Task prompt:
Omit every image, and transcribe the remaining entries exactly as given.

** START **

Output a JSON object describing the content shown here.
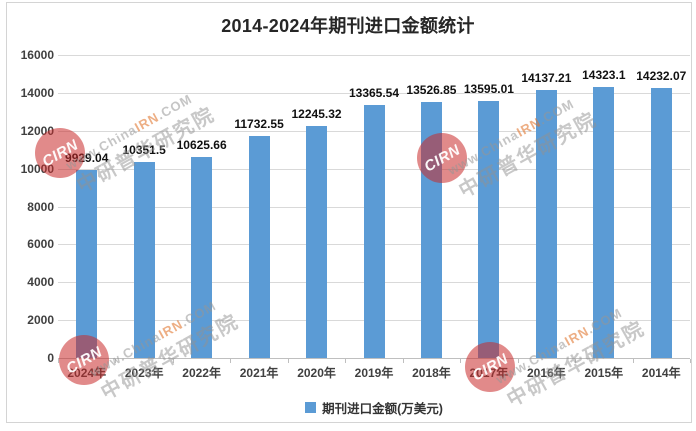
{
  "chart_data": {
    "type": "bar",
    "title": "2014-2024年期刊进口金额统计",
    "categories": [
      "2024年",
      "2023年",
      "2022年",
      "2021年",
      "2020年",
      "2019年",
      "2018年",
      "2017年",
      "2016年",
      "2015年",
      "2014年"
    ],
    "values": [
      9929.04,
      10351.5,
      10625.66,
      11732.55,
      12245.32,
      13365.54,
      13526.85,
      13595.01,
      14137.21,
      14323.1,
      14232.07
    ],
    "value_labels": [
      "9929.04",
      "10351.5",
      "10625.66",
      "11732.55",
      "12245.32",
      "13365.54",
      "13526.85",
      "13595.01",
      "14137.21",
      "14323.1",
      "14232.07"
    ],
    "series_name": "期刊进口金额(万美元)",
    "xlabel": "",
    "ylabel": "",
    "ylim": [
      0,
      16000
    ],
    "yticks": [
      0,
      2000,
      4000,
      6000,
      8000,
      10000,
      12000,
      14000,
      16000
    ],
    "grid": true,
    "legend_position": "bottom",
    "bar_color": "#5B9BD5"
  },
  "legend": {
    "label": "期刊进口金额(万美元)"
  },
  "watermark": {
    "logo_text": "CIRN",
    "url_prefix": "www.China",
    "url_highlight": "IRN",
    "url_suffix": ".COM",
    "org_text": "中研普华研究院"
  },
  "colors": {
    "bar": "#5B9BD5",
    "gridline": "#D9D9D9",
    "axis_line": "#BFBFBF",
    "title_text": "#262626",
    "axis_text": "#404040",
    "watermark_red": "#C92A2A",
    "watermark_yellow": "#FFD03C"
  }
}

** END **

Reply to the task:
Output a JSON object describing the content shown here.
{
  "chart_data": {
    "type": "bar",
    "title": "2014-2024年期刊进口金额统计",
    "categories": [
      "2024年",
      "2023年",
      "2022年",
      "2021年",
      "2020年",
      "2019年",
      "2018年",
      "2017年",
      "2016年",
      "2015年",
      "2014年"
    ],
    "values": [
      9929.04,
      10351.5,
      10625.66,
      11732.55,
      12245.32,
      13365.54,
      13526.85,
      13595.01,
      14137.21,
      14323.1,
      14232.07
    ],
    "value_labels": [
      "9929.04",
      "10351.5",
      "10625.66",
      "11732.55",
      "12245.32",
      "13365.54",
      "13526.85",
      "13595.01",
      "14137.21",
      "14323.1",
      "14232.07"
    ],
    "series_name": "期刊进口金额(万美元)",
    "xlabel": "",
    "ylabel": "",
    "ylim": [
      0,
      16000
    ],
    "yticks": [
      0,
      2000,
      4000,
      6000,
      8000,
      10000,
      12000,
      14000,
      16000
    ],
    "grid": true,
    "legend_position": "bottom",
    "bar_color": "#5B9BD5"
  },
  "legend": {
    "label": "期刊进口金额(万美元)"
  },
  "watermark": {
    "logo_text": "CIRN",
    "url_prefix": "www.China",
    "url_highlight": "IRN",
    "url_suffix": ".COM",
    "org_text": "中研普华研究院"
  },
  "colors": {
    "bar": "#5B9BD5",
    "gridline": "#D9D9D9",
    "axis_line": "#BFBFBF",
    "title_text": "#262626",
    "axis_text": "#404040",
    "watermark_red": "#C92A2A",
    "watermark_yellow": "#FFD03C"
  }
}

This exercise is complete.